:: Task prompt ::
Copy, in full, each line of the material that holds the word "TYPE".
-- START --
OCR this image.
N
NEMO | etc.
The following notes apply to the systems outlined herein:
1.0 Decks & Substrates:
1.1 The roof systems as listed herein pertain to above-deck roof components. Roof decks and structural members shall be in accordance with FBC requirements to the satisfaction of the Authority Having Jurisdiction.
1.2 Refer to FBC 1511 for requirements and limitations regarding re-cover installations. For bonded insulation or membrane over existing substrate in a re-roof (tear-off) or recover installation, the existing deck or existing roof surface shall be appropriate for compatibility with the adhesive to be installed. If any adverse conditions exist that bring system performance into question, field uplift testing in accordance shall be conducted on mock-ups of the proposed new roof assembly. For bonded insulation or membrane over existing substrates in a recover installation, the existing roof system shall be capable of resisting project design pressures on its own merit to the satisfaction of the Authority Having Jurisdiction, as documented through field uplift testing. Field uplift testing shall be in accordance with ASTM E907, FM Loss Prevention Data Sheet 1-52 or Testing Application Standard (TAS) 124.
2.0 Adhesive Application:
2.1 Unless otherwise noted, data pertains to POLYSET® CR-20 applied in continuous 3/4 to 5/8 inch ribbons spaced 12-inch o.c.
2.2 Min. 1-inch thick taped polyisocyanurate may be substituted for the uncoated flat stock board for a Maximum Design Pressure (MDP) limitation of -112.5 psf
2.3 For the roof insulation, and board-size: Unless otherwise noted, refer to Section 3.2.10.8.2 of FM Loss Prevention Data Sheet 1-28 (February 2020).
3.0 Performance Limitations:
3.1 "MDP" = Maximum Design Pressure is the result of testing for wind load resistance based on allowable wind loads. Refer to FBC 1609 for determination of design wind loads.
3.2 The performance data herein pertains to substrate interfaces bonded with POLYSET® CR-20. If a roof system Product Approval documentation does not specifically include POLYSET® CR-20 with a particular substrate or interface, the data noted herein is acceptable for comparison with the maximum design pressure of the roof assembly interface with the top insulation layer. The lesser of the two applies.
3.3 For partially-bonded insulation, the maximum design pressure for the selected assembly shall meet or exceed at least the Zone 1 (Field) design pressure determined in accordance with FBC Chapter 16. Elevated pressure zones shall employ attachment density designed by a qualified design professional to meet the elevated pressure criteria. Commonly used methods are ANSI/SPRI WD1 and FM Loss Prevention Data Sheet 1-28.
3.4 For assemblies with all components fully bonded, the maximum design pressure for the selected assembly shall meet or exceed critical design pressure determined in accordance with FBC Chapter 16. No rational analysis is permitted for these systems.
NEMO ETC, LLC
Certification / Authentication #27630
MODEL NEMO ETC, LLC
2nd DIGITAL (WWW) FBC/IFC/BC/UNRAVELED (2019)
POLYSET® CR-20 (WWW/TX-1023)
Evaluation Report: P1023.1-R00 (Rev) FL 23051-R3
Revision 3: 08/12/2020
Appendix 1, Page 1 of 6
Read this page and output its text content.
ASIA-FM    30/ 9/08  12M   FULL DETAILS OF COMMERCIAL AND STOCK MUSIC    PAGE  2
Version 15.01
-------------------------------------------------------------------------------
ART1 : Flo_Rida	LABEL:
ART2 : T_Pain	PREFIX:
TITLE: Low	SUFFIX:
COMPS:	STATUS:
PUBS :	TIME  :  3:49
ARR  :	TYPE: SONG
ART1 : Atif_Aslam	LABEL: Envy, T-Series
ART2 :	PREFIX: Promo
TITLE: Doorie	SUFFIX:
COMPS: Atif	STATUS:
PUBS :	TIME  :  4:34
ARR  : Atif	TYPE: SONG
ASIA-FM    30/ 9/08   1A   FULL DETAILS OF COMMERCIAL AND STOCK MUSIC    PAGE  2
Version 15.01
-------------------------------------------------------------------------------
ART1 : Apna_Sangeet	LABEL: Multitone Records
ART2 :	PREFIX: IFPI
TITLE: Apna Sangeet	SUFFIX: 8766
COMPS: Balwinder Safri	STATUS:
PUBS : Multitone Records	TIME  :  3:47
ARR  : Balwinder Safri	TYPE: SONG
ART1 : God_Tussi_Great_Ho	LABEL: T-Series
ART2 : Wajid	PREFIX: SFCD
-- END --
-- START --
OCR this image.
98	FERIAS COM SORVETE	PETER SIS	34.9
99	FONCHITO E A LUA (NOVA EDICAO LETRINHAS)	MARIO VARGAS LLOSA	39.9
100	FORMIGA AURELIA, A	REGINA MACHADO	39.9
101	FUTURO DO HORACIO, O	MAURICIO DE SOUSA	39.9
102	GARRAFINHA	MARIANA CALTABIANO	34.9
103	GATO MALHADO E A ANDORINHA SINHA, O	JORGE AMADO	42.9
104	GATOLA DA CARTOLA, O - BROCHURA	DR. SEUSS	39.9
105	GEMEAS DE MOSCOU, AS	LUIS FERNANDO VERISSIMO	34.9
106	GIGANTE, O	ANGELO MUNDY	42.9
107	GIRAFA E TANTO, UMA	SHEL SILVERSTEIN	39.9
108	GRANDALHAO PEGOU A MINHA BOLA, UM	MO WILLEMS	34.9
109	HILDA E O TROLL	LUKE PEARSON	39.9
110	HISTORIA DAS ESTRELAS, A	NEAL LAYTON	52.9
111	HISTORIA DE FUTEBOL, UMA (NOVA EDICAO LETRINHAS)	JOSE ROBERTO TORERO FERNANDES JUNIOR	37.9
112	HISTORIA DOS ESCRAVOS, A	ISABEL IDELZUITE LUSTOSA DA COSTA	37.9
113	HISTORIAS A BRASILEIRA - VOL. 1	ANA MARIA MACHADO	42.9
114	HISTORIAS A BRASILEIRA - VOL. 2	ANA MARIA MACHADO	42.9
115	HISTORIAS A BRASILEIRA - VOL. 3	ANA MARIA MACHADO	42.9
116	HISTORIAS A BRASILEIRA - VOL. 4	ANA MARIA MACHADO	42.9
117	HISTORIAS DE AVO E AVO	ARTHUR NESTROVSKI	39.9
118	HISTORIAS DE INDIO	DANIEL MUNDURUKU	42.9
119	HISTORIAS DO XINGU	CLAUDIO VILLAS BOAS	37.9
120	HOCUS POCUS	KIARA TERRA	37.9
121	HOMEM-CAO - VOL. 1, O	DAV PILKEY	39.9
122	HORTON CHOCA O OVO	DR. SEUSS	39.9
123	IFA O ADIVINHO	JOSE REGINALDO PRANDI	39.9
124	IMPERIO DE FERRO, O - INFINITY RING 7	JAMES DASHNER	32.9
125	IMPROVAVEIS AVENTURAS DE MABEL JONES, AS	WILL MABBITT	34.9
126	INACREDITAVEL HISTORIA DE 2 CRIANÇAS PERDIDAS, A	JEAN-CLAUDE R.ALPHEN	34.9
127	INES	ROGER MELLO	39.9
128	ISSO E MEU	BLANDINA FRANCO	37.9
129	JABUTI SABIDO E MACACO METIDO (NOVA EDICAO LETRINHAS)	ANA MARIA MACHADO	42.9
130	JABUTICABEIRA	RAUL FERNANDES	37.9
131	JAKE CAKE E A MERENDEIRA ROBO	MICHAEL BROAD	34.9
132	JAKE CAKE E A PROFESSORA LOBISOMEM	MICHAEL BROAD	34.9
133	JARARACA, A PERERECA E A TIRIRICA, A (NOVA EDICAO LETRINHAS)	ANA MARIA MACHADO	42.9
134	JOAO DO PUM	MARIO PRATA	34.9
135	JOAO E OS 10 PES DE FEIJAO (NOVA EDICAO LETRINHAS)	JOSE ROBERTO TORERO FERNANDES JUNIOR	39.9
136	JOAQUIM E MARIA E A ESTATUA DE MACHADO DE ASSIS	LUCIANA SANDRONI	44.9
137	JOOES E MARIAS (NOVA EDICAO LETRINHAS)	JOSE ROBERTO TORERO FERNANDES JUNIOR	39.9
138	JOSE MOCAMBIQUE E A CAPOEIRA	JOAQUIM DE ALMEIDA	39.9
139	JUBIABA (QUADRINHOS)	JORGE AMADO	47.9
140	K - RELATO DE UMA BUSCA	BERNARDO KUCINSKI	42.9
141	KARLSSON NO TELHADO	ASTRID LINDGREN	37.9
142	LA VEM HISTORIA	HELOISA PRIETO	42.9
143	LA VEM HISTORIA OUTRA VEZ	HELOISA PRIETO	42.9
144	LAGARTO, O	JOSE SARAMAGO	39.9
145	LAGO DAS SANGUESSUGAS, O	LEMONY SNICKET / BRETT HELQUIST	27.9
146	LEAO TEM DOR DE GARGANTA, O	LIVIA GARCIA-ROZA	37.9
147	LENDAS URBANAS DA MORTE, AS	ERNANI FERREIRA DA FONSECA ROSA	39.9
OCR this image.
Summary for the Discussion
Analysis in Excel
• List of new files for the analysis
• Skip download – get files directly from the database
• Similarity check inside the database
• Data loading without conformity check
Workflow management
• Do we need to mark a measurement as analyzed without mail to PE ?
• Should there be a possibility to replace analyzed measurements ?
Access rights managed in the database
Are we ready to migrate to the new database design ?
-- END --
:: Task solution ::
ARR  :	TYPE: SONG
ARR  : Atif	TYPE: SONG
ARR  : Balwinder Safri	TYPE: SONG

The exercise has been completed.